Short problem.
Go through the material and pull out every line with the string "tömlőre" in it.

Records shown.
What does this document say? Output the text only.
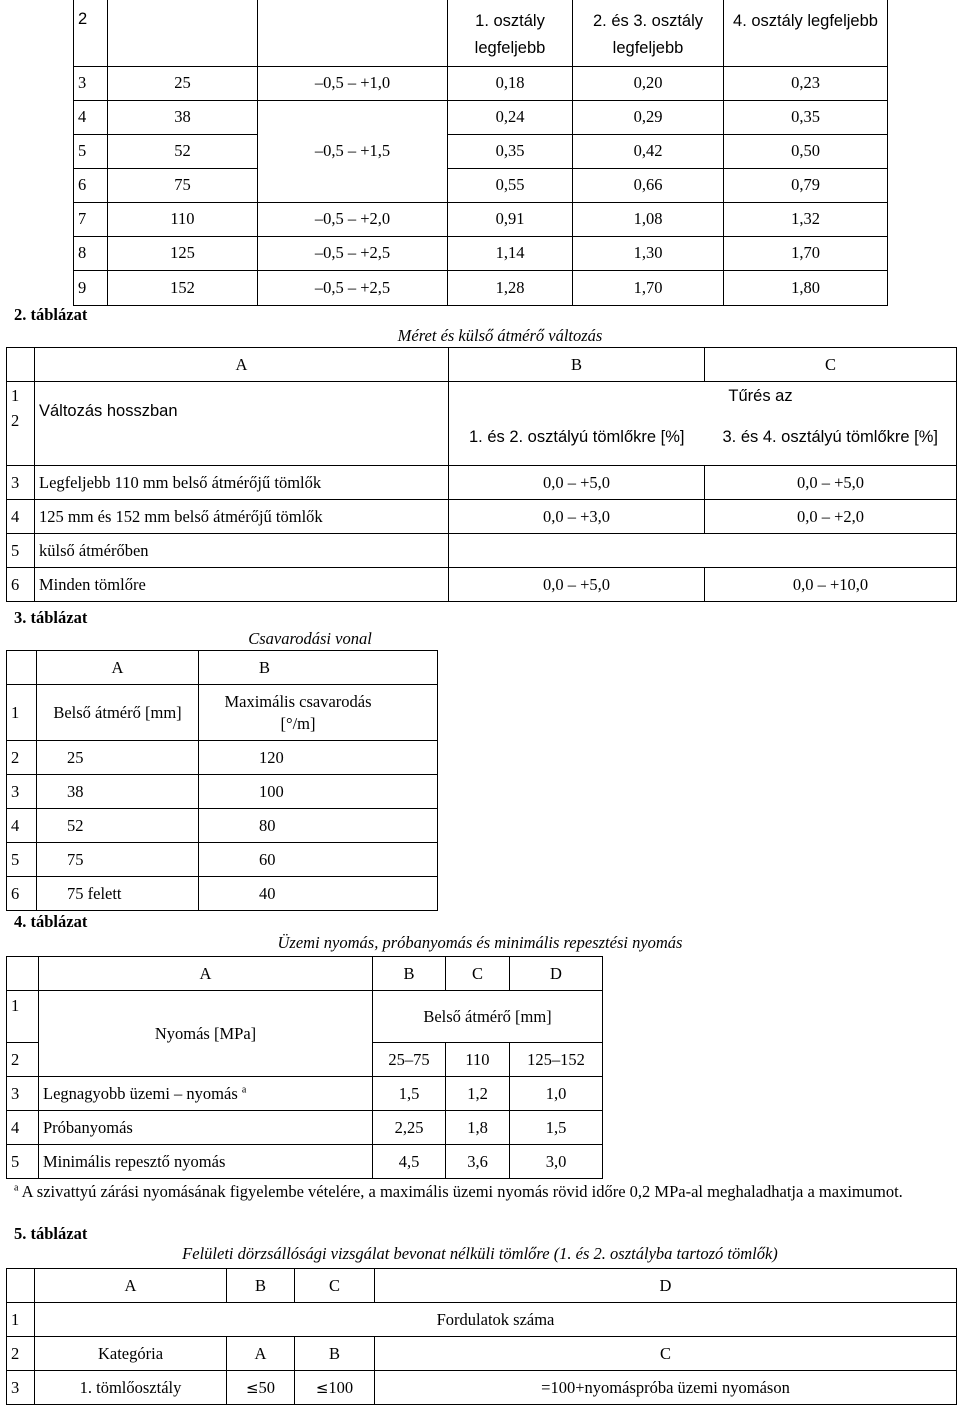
2			1. osztály legfeljebb	2. és 3. osztály legfeljebb	4. osztály legfeljebb
3	25	–0,5 – +1,0	0,18	0,20	0,23
4	38		0,24	0,29	0,35
5	52	–0,5 – +1,5	0,35	0,42	0,50
6	75		0,55	0,66	0,79
7	110	–0,5 – +2,0	0,91	1,08	1,32
8	125	–0,5 – +2,5	1,14	1,30	1,70
9	152	–0,5 – +2,5	1,28	1,70	1,80
2. táblázat
Méret és külső átmérő változás
	A	B	C
1	Változás hosszban	Tűrés az	
2		1. és 2. osztályú tömlőkre [%]	3. és 4. osztályú tömlőkre [%]
3	Legfeljebb 110 mm belső átmérőjű tömlők	0,0 – +5,0	0,0 – +5,0
4	125 mm és 152 mm belső átmérőjű tömlők	0,0 – +3,0	0,0 – +2,0
5	külső átmérőben		
6	Minden tömlőre	0,0 – +5,0	0,0 – +10,0
3. táblázat
Csavarodási vonal
	A	B
1	Belső átmérő [mm]	Maximális csavarodás [°/m]
2	25	120
3	38	100
4	52	80
5	75	60
6	75 felett	40
4. táblázat
Üzemi nyomás, próbanyomás és minimális repesztési nyomás
	A	B	C	D
1	Nyomás [MPa]	Belső átmérő [mm]		
2		25–75	110	125–152
3	Legnagyobb üzemi – nyomás $^a$	1,5	1,2	1,0
4	Próbanyomás	2,25	1,8	1,5
5	Minimális repesztő nyomás	4,5	3,6	3,0
$^a$ A szivattyú zárási nyomásának figyelembe vételére, a maximális üzemi nyomás rövid időre 0,2 MPa-al meghaladhatja a maximumot.
5. táblázat
Felületi dörzsállósági vizsgálat bevonat nélküli tömlőre (1. és 2. osztályba tartozó tömlők)
	A	B	C	D
1	Fordulatok száma			
2	Kategória	A	B	C
3	1. tömlőosztály	≤50	≤100	=100+nyomáspróba üzemi nyomáson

Written solution.
6	Minden tömlőre	0,0 – +5,0	0,0 – +10,0
Felületi dörzsállósági vizsgálat bevonat nélküli tömlőre (1. és 2. osztályba tartozó tömlők)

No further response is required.